**What to produce**
Please reproduce the material from the line containing "List all visible" through the line containing "keyboard-key[interactable]: B [652, 545, 660, 553]", swapping "keyboard-key" for "keyboard-button" and keeping everything else the same. Leave the picture out of your answer.
====== Exercise materials
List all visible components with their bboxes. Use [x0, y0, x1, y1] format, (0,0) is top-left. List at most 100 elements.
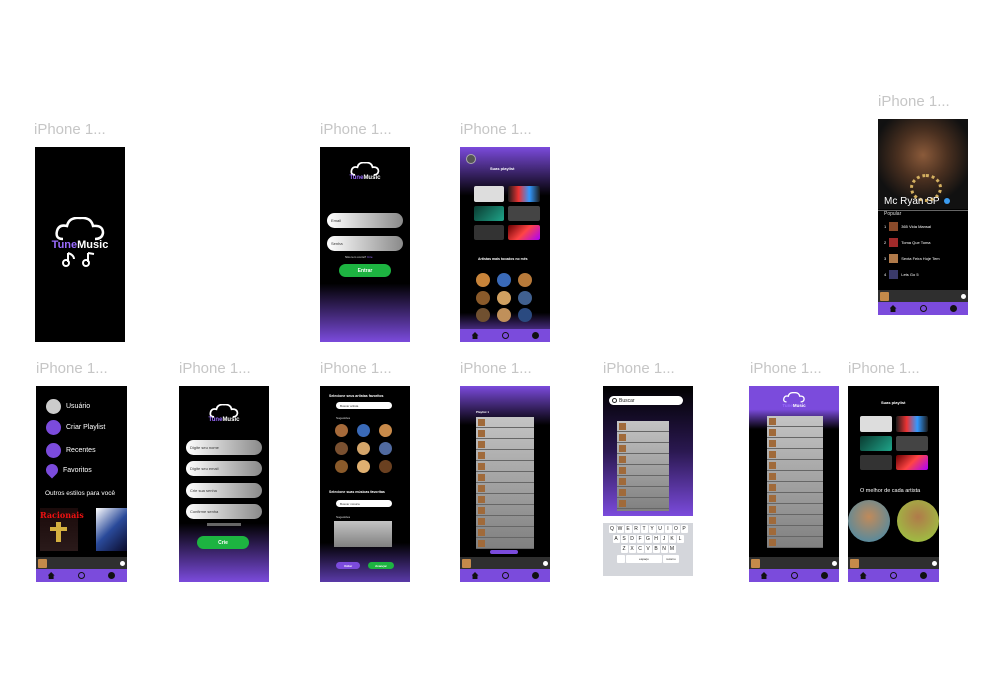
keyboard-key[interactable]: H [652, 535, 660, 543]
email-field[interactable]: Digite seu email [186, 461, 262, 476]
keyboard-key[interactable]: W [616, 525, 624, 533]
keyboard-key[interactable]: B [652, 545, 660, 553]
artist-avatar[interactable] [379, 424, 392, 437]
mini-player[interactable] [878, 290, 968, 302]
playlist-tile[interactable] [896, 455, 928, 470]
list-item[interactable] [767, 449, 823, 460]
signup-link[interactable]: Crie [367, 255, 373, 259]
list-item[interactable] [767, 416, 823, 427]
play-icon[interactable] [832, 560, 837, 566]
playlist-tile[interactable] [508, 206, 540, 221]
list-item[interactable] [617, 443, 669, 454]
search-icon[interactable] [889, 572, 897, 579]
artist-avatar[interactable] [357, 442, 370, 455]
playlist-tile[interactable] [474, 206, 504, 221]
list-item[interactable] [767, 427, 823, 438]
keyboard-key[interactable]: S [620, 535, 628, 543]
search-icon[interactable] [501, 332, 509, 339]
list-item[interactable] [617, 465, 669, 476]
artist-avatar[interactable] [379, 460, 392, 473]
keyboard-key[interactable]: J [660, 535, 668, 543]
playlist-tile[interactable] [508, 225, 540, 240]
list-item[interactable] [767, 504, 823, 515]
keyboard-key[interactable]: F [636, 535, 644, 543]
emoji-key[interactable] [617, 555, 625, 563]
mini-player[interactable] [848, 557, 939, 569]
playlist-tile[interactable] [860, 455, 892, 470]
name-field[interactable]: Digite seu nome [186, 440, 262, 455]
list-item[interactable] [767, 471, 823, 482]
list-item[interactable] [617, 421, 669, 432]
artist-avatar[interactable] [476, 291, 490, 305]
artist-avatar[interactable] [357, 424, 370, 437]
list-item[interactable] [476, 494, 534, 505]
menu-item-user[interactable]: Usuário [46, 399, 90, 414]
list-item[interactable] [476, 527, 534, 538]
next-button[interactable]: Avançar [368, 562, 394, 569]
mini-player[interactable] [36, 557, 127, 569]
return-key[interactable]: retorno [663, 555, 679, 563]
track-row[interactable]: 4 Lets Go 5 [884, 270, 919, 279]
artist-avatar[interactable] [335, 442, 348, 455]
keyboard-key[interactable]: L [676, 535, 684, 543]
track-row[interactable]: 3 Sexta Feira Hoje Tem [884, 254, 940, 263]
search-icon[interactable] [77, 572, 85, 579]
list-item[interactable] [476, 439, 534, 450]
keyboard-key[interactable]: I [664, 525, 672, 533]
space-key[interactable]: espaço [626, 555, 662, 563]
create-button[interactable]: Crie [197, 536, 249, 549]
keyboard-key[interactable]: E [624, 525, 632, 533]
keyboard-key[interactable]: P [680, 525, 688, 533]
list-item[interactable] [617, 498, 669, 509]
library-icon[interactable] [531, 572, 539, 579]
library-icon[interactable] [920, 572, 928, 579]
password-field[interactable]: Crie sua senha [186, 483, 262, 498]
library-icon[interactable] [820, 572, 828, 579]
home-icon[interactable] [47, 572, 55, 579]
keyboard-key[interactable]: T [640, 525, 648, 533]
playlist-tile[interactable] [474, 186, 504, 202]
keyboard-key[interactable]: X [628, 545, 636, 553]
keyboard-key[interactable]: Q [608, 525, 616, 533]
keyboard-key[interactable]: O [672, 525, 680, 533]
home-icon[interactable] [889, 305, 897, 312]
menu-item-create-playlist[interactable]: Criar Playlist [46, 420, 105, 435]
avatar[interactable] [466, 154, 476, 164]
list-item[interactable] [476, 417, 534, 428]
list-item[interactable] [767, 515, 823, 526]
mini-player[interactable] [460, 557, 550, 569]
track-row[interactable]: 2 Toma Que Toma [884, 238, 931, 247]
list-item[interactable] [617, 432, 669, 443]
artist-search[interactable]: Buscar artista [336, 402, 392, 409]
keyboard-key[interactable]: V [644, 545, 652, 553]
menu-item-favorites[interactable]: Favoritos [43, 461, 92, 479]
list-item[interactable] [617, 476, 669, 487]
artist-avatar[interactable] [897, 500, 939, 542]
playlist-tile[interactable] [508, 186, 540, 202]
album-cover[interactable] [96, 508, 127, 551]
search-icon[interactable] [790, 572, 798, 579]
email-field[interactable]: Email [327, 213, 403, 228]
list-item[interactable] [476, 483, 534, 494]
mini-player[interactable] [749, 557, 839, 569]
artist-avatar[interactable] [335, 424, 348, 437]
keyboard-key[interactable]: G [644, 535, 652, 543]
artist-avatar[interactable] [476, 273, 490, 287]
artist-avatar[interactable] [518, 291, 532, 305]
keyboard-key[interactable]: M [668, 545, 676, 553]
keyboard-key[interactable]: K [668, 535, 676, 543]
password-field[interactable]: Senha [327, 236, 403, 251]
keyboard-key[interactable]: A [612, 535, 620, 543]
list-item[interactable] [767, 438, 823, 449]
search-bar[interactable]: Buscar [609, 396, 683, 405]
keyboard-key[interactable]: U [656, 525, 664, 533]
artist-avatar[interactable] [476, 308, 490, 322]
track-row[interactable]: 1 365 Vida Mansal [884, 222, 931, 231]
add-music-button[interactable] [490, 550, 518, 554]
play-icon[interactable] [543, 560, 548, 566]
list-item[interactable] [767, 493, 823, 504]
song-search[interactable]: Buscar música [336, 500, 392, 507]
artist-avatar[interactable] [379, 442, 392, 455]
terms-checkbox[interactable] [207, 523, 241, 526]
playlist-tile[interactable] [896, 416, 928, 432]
============
====== Exercise materials
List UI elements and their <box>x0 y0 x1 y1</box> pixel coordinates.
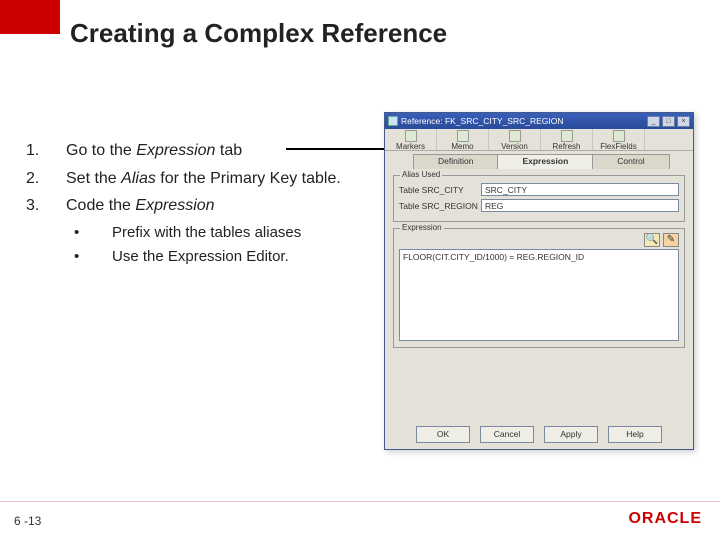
============
**Written response**
List all visible components with their bboxes. Use [x0, y0, x1, y1] format, (0,0) is top-left. List at most 100 elements.
keyboard-button[interactable]: H [652, 535, 660, 543]
email-field[interactable]: Digite seu email [186, 461, 262, 476]
keyboard-button[interactable]: W [616, 525, 624, 533]
keyboard-button[interactable]: B [652, 545, 660, 553]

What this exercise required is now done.